__What you will do__
Search the material for the string "image", then return every line where it is found.

__Exercise material__
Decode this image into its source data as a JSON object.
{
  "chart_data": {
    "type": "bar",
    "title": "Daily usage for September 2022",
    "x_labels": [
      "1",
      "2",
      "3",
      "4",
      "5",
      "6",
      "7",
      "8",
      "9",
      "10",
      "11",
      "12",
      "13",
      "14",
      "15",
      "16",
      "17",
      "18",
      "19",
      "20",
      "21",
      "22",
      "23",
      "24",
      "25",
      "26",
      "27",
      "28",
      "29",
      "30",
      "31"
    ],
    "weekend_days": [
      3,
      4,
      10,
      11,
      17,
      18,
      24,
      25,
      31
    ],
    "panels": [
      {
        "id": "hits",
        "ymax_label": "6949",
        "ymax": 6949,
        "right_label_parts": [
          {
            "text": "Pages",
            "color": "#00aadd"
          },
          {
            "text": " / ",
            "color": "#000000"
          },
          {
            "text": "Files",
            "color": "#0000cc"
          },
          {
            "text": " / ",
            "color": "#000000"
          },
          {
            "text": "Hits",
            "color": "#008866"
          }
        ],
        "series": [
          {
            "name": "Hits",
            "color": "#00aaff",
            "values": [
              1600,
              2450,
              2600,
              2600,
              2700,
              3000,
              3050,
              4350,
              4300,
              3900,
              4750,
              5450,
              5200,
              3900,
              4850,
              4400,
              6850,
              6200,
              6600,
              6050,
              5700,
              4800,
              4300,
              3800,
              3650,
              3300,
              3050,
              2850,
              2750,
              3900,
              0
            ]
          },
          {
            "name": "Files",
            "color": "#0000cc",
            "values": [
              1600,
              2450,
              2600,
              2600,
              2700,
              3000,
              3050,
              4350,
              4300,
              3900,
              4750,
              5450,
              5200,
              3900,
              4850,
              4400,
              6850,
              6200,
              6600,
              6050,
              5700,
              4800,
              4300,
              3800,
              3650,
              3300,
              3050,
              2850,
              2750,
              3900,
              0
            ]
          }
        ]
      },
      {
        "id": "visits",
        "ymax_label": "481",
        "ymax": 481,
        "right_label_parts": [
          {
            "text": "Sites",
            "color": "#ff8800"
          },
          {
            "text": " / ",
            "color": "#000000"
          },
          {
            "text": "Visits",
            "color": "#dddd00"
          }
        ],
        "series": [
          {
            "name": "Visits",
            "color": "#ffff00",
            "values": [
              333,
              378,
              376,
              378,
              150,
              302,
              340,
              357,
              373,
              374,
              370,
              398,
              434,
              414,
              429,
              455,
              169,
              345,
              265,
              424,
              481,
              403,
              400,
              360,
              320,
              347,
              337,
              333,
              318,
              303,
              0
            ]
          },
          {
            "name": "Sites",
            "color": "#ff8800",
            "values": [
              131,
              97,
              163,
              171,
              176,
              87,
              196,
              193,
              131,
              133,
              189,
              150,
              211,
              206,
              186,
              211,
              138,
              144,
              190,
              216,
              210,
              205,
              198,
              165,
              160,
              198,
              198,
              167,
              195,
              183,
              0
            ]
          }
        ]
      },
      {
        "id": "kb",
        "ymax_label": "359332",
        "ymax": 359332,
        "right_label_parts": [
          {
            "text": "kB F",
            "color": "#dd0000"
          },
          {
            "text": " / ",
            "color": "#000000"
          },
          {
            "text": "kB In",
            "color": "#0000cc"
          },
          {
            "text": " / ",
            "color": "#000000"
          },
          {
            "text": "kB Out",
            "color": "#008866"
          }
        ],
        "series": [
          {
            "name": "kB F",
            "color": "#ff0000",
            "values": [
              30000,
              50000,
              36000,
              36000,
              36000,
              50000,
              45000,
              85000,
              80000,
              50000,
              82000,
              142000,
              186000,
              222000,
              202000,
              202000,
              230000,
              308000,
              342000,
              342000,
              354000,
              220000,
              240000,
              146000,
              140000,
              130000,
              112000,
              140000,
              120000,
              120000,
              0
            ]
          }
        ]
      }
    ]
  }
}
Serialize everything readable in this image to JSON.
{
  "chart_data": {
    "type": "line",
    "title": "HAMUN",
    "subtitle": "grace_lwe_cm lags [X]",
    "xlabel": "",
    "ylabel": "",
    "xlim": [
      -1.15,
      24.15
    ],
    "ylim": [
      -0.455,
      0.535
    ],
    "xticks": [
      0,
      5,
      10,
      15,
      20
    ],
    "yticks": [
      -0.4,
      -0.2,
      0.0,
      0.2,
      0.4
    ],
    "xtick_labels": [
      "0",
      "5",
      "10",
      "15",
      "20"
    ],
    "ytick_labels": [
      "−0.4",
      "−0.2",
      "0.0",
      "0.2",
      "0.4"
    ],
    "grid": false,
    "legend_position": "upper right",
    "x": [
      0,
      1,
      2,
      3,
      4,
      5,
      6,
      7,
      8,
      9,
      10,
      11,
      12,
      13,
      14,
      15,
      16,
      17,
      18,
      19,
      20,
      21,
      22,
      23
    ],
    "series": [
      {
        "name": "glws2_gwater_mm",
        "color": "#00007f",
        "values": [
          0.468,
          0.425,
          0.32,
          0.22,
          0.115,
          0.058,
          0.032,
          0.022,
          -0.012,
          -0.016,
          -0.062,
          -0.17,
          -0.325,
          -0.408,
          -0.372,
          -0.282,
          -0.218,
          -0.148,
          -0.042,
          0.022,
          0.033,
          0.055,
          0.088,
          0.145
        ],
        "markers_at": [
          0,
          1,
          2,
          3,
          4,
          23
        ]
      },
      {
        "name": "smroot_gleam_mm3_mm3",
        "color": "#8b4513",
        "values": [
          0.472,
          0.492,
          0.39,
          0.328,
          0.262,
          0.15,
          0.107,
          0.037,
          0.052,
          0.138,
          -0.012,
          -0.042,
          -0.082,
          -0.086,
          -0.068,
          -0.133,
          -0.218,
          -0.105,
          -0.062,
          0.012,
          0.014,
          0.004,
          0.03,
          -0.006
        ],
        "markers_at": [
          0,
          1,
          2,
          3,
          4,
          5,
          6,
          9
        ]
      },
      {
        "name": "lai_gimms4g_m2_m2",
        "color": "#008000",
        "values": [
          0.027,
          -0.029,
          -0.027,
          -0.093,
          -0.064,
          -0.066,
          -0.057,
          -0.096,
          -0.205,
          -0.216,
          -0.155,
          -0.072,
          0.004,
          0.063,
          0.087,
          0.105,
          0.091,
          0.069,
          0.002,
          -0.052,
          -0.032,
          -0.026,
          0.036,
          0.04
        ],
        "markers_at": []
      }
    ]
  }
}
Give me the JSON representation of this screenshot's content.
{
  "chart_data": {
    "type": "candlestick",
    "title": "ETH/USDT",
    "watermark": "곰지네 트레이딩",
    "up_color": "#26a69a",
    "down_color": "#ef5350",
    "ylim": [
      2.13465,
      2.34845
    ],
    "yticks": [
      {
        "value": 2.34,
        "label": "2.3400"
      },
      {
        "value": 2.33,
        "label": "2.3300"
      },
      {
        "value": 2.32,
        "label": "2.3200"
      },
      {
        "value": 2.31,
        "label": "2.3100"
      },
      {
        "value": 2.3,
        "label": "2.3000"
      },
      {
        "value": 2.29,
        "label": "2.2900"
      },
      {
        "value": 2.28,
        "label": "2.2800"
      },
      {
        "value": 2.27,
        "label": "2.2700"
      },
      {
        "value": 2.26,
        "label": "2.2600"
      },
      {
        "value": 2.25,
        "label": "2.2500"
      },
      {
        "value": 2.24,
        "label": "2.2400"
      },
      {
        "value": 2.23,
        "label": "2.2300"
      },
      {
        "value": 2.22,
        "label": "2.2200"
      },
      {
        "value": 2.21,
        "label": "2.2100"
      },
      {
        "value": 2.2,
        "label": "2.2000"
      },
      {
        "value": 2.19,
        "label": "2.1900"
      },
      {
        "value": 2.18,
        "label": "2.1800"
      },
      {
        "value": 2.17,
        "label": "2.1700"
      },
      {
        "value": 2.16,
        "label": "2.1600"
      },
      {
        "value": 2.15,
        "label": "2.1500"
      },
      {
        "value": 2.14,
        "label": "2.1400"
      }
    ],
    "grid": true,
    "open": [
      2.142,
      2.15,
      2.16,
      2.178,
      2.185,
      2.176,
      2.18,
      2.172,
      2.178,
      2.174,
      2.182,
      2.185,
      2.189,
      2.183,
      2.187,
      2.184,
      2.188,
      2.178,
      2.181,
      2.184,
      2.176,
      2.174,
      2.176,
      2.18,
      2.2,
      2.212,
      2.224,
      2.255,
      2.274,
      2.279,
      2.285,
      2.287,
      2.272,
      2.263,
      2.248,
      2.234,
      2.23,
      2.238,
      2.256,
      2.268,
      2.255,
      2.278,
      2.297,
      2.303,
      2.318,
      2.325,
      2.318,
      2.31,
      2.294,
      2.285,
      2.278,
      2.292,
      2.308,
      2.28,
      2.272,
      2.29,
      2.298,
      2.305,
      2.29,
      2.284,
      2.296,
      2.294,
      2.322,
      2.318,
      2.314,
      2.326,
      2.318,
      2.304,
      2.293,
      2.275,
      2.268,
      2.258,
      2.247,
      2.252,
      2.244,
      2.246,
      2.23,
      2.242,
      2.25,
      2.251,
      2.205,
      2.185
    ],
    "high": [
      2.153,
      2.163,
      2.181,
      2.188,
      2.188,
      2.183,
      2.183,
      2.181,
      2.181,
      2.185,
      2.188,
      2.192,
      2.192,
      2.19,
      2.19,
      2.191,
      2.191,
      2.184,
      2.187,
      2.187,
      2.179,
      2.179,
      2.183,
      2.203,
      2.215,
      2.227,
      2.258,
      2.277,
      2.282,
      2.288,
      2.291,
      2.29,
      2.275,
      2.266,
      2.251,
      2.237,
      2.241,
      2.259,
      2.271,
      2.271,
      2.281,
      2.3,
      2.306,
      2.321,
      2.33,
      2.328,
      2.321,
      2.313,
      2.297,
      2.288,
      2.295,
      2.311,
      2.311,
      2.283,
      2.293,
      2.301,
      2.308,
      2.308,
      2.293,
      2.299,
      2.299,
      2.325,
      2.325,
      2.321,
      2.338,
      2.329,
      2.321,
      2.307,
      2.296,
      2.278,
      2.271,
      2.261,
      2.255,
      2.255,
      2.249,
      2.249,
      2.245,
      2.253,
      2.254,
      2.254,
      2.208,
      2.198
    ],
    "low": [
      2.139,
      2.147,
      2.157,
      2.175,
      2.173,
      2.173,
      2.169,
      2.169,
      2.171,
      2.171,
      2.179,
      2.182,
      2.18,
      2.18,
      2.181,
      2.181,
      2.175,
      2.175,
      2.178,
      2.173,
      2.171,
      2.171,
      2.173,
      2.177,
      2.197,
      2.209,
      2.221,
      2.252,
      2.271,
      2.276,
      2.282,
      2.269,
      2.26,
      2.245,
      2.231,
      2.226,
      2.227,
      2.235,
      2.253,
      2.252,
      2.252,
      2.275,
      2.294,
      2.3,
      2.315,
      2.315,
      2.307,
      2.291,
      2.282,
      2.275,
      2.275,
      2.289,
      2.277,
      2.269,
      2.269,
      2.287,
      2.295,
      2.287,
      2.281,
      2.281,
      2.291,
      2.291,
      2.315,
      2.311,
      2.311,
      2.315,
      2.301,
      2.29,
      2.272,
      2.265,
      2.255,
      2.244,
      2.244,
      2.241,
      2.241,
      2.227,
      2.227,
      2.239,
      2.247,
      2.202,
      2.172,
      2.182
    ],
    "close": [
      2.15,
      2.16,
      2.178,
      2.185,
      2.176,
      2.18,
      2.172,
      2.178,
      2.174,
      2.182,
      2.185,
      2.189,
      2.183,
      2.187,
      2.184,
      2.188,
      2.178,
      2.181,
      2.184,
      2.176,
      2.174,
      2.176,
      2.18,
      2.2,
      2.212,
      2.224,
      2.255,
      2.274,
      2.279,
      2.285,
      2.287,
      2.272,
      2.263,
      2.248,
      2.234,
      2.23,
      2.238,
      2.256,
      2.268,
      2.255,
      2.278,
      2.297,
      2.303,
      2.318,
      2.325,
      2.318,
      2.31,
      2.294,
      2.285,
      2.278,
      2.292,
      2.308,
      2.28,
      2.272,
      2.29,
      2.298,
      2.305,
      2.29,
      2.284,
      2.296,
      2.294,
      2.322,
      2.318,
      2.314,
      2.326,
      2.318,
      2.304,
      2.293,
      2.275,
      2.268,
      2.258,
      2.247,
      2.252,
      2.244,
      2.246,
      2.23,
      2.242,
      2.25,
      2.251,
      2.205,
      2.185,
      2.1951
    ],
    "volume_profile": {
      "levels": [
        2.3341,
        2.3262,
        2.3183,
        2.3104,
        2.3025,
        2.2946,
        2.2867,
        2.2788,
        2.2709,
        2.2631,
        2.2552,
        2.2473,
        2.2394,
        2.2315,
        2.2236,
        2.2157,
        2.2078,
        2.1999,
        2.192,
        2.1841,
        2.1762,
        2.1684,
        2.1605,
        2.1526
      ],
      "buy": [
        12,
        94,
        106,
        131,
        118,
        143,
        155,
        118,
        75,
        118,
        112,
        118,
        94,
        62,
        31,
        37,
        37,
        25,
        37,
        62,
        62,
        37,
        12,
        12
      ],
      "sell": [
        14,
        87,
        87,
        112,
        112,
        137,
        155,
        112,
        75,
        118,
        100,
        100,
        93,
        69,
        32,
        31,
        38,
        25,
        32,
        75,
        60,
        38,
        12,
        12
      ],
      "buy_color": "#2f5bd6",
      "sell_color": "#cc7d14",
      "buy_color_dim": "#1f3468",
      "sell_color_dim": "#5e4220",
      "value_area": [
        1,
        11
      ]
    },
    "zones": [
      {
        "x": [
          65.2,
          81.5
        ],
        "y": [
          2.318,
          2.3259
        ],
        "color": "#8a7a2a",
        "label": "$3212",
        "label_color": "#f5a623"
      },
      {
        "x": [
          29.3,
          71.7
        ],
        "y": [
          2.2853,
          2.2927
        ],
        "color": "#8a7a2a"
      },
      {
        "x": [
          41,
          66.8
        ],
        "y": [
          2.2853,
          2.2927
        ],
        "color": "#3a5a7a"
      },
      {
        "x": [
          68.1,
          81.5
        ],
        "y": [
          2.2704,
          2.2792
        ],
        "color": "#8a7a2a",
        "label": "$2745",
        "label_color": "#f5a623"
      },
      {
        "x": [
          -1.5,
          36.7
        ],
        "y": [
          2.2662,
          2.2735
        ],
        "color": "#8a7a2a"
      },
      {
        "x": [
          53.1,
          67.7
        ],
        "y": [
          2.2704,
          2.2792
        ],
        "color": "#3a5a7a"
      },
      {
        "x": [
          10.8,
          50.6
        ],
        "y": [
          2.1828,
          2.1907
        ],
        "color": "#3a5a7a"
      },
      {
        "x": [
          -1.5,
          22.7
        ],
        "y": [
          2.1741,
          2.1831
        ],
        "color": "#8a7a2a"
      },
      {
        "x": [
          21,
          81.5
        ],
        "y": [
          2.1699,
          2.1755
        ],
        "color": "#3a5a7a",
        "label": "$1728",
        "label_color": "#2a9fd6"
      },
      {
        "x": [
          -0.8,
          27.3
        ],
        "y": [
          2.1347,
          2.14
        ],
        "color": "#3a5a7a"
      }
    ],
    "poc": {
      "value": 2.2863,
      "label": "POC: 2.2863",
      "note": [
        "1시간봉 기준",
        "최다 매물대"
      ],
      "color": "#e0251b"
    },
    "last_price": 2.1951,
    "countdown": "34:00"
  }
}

__Solution to the problem__
Decode this image into its source data as a JSON object.
Serialize everything readable in this image to JSON.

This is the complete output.